Skip to main content

Exploring code

Topics/tags: The joy of code [1], Racket, Web, technical, long

One of the libraries I wrote for the Language and Code code camp permits the students to fetch and transform Web pages. To play with it, I implemented a simple Pig Latin server. I thought things were okay. But once the campers got their hands on the code, they discovered some problems.

In particular, once students tried to fetch pages from some sites, such as espn.com, they got an error. In particular, here’s what they saw when they tried to fetch the ESPN home page.

> (define espn (fetch-page "http://www.espn.com"))
sxml:modify: (duplicate attribute -  class)

Isn’t that wonderful? I thought it would be useful to record how I approached the problem.

That problem itself is relatively clear. The ESPN home page includes some element that has two class attributes. The library I use to process Web pages considers that inappropriate. I can fix the problem relatively easily; I can just preprocess the Web pages before I use the SXML procedures on them. But that’s potentially inefficient and it is not a particularly general solution. Are there other issues at play? I’d like to explore a bit.

Let’s start by considering some context. I haven’t written most of my page fetching and transformation code by hand. While I could write that code, I’d rather use standard libraries. It’s faster to use standard libraries. And I’d expect that the folks designing the standard libraries have thought through a variety of issues that I would not necessarily consider.

How have I implemented fetch-page? Let’s see … There are three main steps [2].

  1. First, fetch-page gets a network port associated with the URL.
    (get-pure-port (string->url url)). Those procedures come from the net/url package.

  2. Next, fetch-page reads the HTML from page and converts it to an xexp expression. It uses html->xexp for that purpose. That comes from the html-parsing package.

  3. Finally, fetch-page rewrites the URLs on the page so that they refer to locations on the original server [3]. Let’s see, I wrote a somewhat complicated procedure for that process.

     ;;; Procedure:
     ;;;   update-urls
     ;;; Parameters:
     ;;;   xexp, an xexp expression
     ;;;   current-url, a string or URL
     ;;; Purpose:
     ;;;   Transform all the relative URLs to be absolute.

### Problems to solve
A. Based on the post above about fetching Web pages, state whether each statement agrees with it. Answer yes or no for each, quoting the words that decide it. (i) The error appeared when students tried to fetch the ESPN home page. (ii) The author wrote most of the page fetching and transformation code by hand. (iii) The html->xexp procedure comes from the net/url package.
B. Pick up the post about fetching Web pages at the point where it stops, and extend it.

Layout element entries
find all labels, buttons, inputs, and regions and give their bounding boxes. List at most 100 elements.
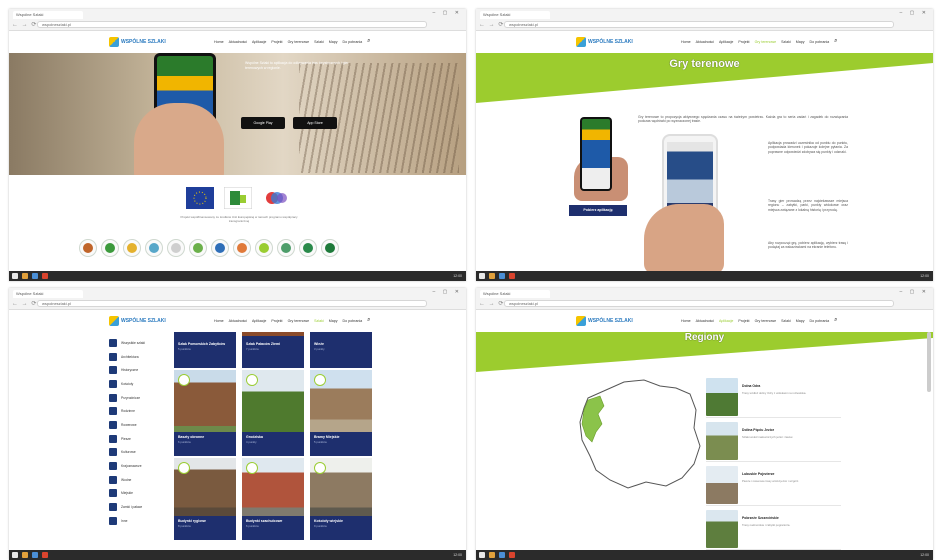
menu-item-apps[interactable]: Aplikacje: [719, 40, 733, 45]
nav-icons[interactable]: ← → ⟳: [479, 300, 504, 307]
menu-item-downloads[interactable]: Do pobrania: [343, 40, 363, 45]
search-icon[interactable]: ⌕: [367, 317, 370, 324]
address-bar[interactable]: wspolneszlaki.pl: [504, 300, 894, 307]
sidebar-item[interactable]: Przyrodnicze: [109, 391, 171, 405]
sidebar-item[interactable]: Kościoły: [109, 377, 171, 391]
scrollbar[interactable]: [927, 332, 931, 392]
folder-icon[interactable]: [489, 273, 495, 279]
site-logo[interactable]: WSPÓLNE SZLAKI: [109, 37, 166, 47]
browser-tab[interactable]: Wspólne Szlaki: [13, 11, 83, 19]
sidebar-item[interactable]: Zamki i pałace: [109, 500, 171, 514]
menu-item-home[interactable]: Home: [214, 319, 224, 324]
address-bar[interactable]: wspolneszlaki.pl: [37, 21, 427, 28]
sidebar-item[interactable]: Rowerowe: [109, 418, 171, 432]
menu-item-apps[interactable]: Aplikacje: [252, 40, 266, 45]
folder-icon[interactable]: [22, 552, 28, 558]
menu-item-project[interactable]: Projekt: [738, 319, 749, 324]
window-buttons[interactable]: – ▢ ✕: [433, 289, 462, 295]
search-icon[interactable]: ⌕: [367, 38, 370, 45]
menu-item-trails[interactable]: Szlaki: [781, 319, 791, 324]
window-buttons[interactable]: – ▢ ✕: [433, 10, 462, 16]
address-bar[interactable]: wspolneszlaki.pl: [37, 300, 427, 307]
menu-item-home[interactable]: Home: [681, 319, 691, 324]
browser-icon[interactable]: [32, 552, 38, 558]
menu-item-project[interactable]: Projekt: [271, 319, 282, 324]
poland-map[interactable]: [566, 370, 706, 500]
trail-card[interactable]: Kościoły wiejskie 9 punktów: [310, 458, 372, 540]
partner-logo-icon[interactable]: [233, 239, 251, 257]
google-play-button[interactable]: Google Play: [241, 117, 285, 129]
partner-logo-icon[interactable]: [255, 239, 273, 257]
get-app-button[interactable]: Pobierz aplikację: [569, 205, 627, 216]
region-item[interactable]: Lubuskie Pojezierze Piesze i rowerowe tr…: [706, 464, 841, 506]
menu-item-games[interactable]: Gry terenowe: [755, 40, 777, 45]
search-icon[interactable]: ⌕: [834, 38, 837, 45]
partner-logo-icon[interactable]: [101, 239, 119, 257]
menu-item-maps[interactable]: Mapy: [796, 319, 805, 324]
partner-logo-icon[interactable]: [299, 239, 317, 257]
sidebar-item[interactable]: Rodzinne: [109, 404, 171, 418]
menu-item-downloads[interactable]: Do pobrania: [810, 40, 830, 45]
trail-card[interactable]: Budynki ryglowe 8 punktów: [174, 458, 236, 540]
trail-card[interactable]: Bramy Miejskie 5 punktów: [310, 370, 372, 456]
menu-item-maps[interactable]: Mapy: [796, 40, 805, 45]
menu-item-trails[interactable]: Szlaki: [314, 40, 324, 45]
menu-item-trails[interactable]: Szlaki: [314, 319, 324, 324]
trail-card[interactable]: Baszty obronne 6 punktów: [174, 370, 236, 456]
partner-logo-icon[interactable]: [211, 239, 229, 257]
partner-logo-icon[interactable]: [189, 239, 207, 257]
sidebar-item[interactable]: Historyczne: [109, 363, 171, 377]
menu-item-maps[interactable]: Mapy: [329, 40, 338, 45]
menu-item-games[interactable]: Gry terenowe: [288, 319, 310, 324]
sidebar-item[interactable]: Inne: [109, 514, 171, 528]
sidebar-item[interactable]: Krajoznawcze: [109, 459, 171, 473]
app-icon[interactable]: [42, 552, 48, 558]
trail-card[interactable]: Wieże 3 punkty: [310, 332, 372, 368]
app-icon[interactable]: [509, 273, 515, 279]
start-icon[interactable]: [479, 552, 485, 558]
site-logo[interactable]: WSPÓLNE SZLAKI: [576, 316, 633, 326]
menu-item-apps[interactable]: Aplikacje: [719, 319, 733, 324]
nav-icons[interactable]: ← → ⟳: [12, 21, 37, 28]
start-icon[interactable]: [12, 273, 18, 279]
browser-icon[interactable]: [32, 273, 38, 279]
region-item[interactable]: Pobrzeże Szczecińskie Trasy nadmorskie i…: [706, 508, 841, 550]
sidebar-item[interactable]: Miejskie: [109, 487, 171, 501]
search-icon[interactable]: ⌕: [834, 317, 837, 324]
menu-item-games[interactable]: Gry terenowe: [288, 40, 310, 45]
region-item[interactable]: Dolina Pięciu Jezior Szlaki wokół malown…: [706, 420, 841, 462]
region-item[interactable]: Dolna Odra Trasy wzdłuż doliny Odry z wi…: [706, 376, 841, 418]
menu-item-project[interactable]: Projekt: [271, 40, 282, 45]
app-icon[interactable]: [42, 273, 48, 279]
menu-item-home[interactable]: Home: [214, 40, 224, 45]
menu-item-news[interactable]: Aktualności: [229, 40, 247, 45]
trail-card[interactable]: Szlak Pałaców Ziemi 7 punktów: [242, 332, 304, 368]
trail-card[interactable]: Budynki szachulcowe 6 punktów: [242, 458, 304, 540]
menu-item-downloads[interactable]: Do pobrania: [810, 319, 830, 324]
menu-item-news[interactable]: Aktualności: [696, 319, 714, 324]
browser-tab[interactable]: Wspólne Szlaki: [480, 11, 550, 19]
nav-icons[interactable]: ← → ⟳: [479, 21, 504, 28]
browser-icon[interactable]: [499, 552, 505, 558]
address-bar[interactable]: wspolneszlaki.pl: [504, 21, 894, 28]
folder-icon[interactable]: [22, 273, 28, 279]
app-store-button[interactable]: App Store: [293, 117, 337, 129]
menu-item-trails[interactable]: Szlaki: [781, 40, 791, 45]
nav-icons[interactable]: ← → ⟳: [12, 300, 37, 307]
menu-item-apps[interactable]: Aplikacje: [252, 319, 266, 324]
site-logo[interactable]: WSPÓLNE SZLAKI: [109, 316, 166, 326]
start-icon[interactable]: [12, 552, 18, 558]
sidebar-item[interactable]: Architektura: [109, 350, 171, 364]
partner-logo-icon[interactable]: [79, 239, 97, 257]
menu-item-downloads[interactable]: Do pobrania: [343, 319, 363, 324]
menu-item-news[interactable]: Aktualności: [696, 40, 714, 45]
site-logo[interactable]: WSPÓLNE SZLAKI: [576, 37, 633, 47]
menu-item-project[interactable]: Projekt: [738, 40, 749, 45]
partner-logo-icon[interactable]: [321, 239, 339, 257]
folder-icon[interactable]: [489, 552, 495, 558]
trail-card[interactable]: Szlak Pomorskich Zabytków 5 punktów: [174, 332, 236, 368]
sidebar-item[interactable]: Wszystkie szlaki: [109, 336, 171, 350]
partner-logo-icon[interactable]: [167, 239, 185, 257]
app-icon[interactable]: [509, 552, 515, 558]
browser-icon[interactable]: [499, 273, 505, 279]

### Expected responses
A.
(i) Yes: "here’s what they saw when they tried to fetch the ESPN home page."
(ii) No: "I haven’t written most of my page fetching and transformation code by hand."
(iii) No: "That comes from the html-parsing package."

B.
     ;;; Produces:
     ;;;   updated, an xexp expression
     (define (update-urls xexp current-url)
       (let* ([url (if (string? current-url)
                       (string->url current-url)
                       current-url)]
              [fix (lambda (relative)
                     (url->string (combine-url/relative url relative)))]
              [fixer (lambda (attribute)
                       (lambda (element context root)
                         (update-attribute element attribute fix)))])
         ((sxml:modify (list "//a" (fixer 'href))
                       (list "//img" (fixer 'src))
                       (list "//link" (fixer 'href))
                       (list "//script" (fixer 'src)))
          xexp)))

What packages do I rely on here? update-attribute is a procedure I wrote. combine-url/relative is also from the net/url package. And sxml:modify is from the sxml package.

As I said, the problem is somewhere in the ESPN.com home page. There’s an element with two style tags. Is that legal? Not officially. But this is the Wild West of the World Wide Web, where the guidelines are broken with some regularity and Web browsers put up with it. So it’s acceptable, or at least it’s something that our code needs to put up with.

Let’s see if I can replicate the problem in a more step-by-step manner. I have a procedure, fetch-page-pure, that skips the URL rewriting. Let’s see how well that works.

> (define espn (fetch-page-pure "http://www.espn.com"))

No errors! So far, so good.

Next, let’s see if using update-urls recreates the problem. It should, but I’d like to check.

> (define espn2 (update-urls espn "http://www.espn.com"))
sxml:modify: (duplicate attribute -  class)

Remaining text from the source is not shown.